Write out every one of the records below, word for word, with nothing changed.
--- START OF Rows ---
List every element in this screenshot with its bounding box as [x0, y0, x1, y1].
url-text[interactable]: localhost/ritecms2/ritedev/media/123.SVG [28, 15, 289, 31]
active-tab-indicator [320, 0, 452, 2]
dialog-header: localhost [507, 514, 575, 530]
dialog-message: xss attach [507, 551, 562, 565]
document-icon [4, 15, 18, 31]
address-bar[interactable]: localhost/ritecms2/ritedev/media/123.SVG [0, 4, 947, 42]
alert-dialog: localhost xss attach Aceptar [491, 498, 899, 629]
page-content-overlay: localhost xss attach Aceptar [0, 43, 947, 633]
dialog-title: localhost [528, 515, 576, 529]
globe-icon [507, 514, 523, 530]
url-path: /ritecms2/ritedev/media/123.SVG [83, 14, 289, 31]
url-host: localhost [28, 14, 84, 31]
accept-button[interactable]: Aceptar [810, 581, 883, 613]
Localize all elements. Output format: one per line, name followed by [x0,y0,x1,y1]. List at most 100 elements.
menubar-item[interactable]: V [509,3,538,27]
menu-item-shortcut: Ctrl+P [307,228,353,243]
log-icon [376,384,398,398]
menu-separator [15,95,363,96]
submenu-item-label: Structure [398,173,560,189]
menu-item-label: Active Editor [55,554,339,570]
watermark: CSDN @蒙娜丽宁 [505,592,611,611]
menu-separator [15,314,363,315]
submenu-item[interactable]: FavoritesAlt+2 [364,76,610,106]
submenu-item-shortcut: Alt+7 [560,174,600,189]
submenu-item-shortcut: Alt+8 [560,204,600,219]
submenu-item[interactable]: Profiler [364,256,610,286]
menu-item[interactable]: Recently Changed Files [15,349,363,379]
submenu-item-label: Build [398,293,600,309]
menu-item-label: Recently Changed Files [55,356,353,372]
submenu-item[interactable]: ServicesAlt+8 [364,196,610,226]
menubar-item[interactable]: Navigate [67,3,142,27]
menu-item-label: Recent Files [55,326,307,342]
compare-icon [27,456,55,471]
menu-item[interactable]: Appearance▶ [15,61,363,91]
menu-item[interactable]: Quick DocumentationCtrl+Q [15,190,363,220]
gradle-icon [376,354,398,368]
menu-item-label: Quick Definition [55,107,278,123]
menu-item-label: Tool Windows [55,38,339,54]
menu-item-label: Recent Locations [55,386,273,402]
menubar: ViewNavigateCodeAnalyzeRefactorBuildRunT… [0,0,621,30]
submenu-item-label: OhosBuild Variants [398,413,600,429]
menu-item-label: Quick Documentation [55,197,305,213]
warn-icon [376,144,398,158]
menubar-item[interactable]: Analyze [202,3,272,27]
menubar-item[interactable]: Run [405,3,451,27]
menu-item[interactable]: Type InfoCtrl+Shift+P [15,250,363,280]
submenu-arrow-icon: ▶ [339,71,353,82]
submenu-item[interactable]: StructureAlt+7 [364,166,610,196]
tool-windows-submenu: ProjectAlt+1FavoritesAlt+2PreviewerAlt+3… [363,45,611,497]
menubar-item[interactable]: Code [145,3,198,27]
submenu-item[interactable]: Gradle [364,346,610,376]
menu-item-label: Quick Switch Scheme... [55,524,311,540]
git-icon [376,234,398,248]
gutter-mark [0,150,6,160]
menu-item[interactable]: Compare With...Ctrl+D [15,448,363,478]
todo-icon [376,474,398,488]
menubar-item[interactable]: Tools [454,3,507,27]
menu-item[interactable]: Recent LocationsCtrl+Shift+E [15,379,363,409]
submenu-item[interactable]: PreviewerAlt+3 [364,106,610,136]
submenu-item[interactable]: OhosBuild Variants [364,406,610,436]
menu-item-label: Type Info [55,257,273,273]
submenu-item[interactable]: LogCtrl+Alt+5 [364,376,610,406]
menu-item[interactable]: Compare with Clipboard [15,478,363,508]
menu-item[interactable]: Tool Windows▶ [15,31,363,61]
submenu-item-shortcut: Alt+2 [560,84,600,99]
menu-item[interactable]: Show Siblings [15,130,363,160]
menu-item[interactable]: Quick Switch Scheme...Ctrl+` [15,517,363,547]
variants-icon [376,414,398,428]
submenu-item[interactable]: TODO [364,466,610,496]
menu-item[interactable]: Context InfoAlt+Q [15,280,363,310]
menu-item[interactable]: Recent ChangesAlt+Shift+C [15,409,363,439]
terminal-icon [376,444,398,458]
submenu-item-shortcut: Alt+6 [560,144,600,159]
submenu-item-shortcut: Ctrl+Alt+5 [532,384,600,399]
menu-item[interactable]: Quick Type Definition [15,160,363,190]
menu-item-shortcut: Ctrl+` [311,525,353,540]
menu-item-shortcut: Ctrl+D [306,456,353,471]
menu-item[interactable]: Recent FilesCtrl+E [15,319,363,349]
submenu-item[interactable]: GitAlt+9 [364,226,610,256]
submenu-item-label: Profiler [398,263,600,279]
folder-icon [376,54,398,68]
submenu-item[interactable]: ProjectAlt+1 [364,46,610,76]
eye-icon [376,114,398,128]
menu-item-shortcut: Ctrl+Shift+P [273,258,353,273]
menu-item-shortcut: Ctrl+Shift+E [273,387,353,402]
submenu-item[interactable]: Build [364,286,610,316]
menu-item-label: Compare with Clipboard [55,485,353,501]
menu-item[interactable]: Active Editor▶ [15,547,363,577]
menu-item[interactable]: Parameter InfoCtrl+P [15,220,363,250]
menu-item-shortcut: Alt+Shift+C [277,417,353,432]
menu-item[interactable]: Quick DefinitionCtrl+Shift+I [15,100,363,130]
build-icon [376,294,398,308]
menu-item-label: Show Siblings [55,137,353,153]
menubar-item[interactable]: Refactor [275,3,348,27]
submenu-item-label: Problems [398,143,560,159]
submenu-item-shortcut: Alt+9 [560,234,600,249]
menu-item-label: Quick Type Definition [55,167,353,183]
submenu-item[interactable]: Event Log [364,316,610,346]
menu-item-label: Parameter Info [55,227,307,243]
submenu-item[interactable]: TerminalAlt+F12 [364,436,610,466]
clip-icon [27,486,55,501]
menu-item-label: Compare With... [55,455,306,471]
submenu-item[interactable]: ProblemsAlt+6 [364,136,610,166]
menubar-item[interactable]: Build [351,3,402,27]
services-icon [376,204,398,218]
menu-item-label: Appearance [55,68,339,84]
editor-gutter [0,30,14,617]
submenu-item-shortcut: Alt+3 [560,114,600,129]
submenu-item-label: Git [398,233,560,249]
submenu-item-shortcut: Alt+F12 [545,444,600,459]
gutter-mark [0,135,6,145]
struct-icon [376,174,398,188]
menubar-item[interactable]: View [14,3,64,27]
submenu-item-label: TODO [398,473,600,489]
--- END OF Rows ---
● Complete output:
List every element in this screenshot with its bounding box as [x0, y0, x1, y1].
url-text[interactable]: localhost/ritecms2/ritedev/media/123.SVG [28, 15, 289, 31]
active-tab-indicator [320, 0, 452, 2]
dialog-header: localhost [507, 514, 575, 530]
dialog-message: xss attach [507, 551, 562, 565]
document-icon [4, 15, 18, 31]
address-bar[interactable]: localhost/ritecms2/ritedev/media/123.SVG [0, 4, 947, 42]
alert-dialog: localhost xss attach Aceptar [491, 498, 899, 629]
page-content-overlay: localhost xss attach Aceptar [0, 43, 947, 633]
dialog-title: localhost [528, 515, 576, 529]
globe-icon [507, 514, 523, 530]
url-path: /ritecms2/ritedev/media/123.SVG [83, 14, 289, 31]
url-host: localhost [28, 14, 84, 31]
accept-button[interactable]: Aceptar [810, 581, 883, 613]
Localize all elements. Output format: one per line, name followed by [x0,y0,x1,y1]. List at most 100 elements.
menubar-item[interactable]: V [509,3,538,27]
menu-item-shortcut: Ctrl+P [307,228,353,243]
log-icon [376,384,398,398]
menu-separator [15,95,363,96]
submenu-item-label: Structure [398,173,560,189]
menu-item-label: Active Editor [55,554,339,570]
watermark: CSDN @蒙娜丽宁 [505,592,611,611]
menu-separator [15,314,363,315]
submenu-item[interactable]: FavoritesAlt+2 [364,76,610,106]
submenu-item-shortcut: Alt+7 [560,174,600,189]
submenu-item-shortcut: Alt+8 [560,204,600,219]
submenu-item[interactable]: Profiler [364,256,610,286]
menu-item[interactable]: Recently Changed Files [15,349,363,379]
submenu-item-label: Build [398,293,600,309]
menu-item-label: Recently Changed Files [55,356,353,372]
submenu-item[interactable]: ServicesAlt+8 [364,196,610,226]
menubar-item[interactable]: Navigate [67,3,142,27]
menu-item-label: Recent Files [55,326,307,342]
compare-icon [27,456,55,471]
menu-item[interactable]: Appearance▶ [15,61,363,91]
menu-item[interactable]: Quick DocumentationCtrl+Q [15,190,363,220]
gradle-icon [376,354,398,368]
menu-item-label: Quick Definition [55,107,278,123]
menu-item-label: Tool Windows [55,38,339,54]
menu-item-label: Recent Locations [55,386,273,402]
menubar: ViewNavigateCodeAnalyzeRefactorBuildRunT… [0,0,621,30]
submenu-item-label: OhosBuild Variants [398,413,600,429]
menu-item-label: Quick Documentation [55,197,305,213]
warn-icon [376,144,398,158]
menubar-item[interactable]: Analyze [202,3,272,27]
menubar-item[interactable]: Run [405,3,451,27]
menu-item[interactable]: Type InfoCtrl+Shift+P [15,250,363,280]
submenu-arrow-icon: ▶ [339,71,353,82]
submenu-item[interactable]: StructureAlt+7 [364,166,610,196]
tool-windows-submenu: ProjectAlt+1FavoritesAlt+2PreviewerAlt+3… [363,45,611,497]
menubar-item[interactable]: Code [145,3,198,27]
submenu-item[interactable]: Gradle [364,346,610,376]
menu-item-label: Quick Switch Scheme... [55,524,311,540]
git-icon [376,234,398,248]
gutter-mark [0,150,6,160]
menu-item[interactable]: Compare With...Ctrl+D [15,448,363,478]
todo-icon [376,474,398,488]
menubar-item[interactable]: Tools [454,3,507,27]
menu-item[interactable]: Recent LocationsCtrl+Shift+E [15,379,363,409]
submenu-item[interactable]: PreviewerAlt+3 [364,106,610,136]
submenu-item[interactable]: OhosBuild Variants [364,406,610,436]
menu-item-label: Type Info [55,257,273,273]
submenu-item[interactable]: LogCtrl+Alt+5 [364,376,610,406]
menu-item[interactable]: Compare with Clipboard [15,478,363,508]
menu-item[interactable]: Tool Windows▶ [15,31,363,61]
submenu-item-shortcut: Alt+2 [560,84,600,99]
menu-item[interactable]: Show Siblings [15,130,363,160]
menu-item[interactable]: Quick Switch Scheme...Ctrl+` [15,517,363,547]
variants-icon [376,414,398,428]
submenu-item[interactable]: TODO [364,466,610,496]
menu-item[interactable]: Context InfoAlt+Q [15,280,363,310]
menu-item[interactable]: Recent ChangesAlt+Shift+C [15,409,363,439]
terminal-icon [376,444,398,458]
submenu-item-shortcut: Alt+6 [560,144,600,159]
submenu-item-shortcut: Ctrl+Alt+5 [532,384,600,399]
menu-item[interactable]: Quick Type Definition [15,160,363,190]
menu-item-shortcut: Ctrl+` [311,525,353,540]
menu-item-shortcut: Ctrl+D [306,456,353,471]
menu-item[interactable]: Recent FilesCtrl+E [15,319,363,349]
submenu-item[interactable]: GitAlt+9 [364,226,610,256]
submenu-item-label: Profiler [398,263,600,279]
folder-icon [376,54,398,68]
submenu-item[interactable]: ProjectAlt+1 [364,46,610,76]
eye-icon [376,114,398,128]
menu-item-shortcut: Ctrl+Shift+P [273,258,353,273]
menu-item-shortcut: Ctrl+Shift+E [273,387,353,402]
submenu-item[interactable]: Build [364,286,610,316]
menu-item-label: Compare with Clipboard [55,485,353,501]
menu-item[interactable]: Active Editor▶ [15,547,363,577]
menu-item[interactable]: Parameter InfoCtrl+P [15,220,363,250]
menu-item-shortcut: Alt+Shift+C [277,417,353,432]
menu-item[interactable]: Quick DefinitionCtrl+Shift+I [15,100,363,130]
build-icon [376,294,398,308]
menu-item-label: Show Siblings [55,137,353,153]
menubar-item[interactable]: Refactor [275,3,348,27]
submenu-item-label: Problems [398,143,560,159]
submenu-item-shortcut: Alt+9 [560,234,600,249]
menu-item-label: Quick Type Definition [55,167,353,183]
submenu-item[interactable]: Event Log [364,316,610,346]
menu-item-label: Parameter Info [55,227,307,243]
submenu-item[interactable]: TerminalAlt+F12 [364,436,610,466]
clip-icon [27,486,55,501]
menu-item-label: Compare With... [55,455,306,471]
submenu-item[interactable]: ProblemsAlt+6 [364,136,610,166]
menubar-item[interactable]: Build [351,3,402,27]
services-icon [376,204,398,218]
menu-item-label: Appearance [55,68,339,84]
editor-gutter [0,30,14,617]
submenu-item-shortcut: Alt+3 [560,114,600,129]
submenu-item-label: Git [398,233,560,249]
submenu-item-shortcut: Alt+F12 [545,444,600,459]
gutter-mark [0,135,6,145]
struct-icon [376,174,398,188]
menubar-item[interactable]: View [14,3,64,27]
submenu-item-label: TODO [398,473,600,489]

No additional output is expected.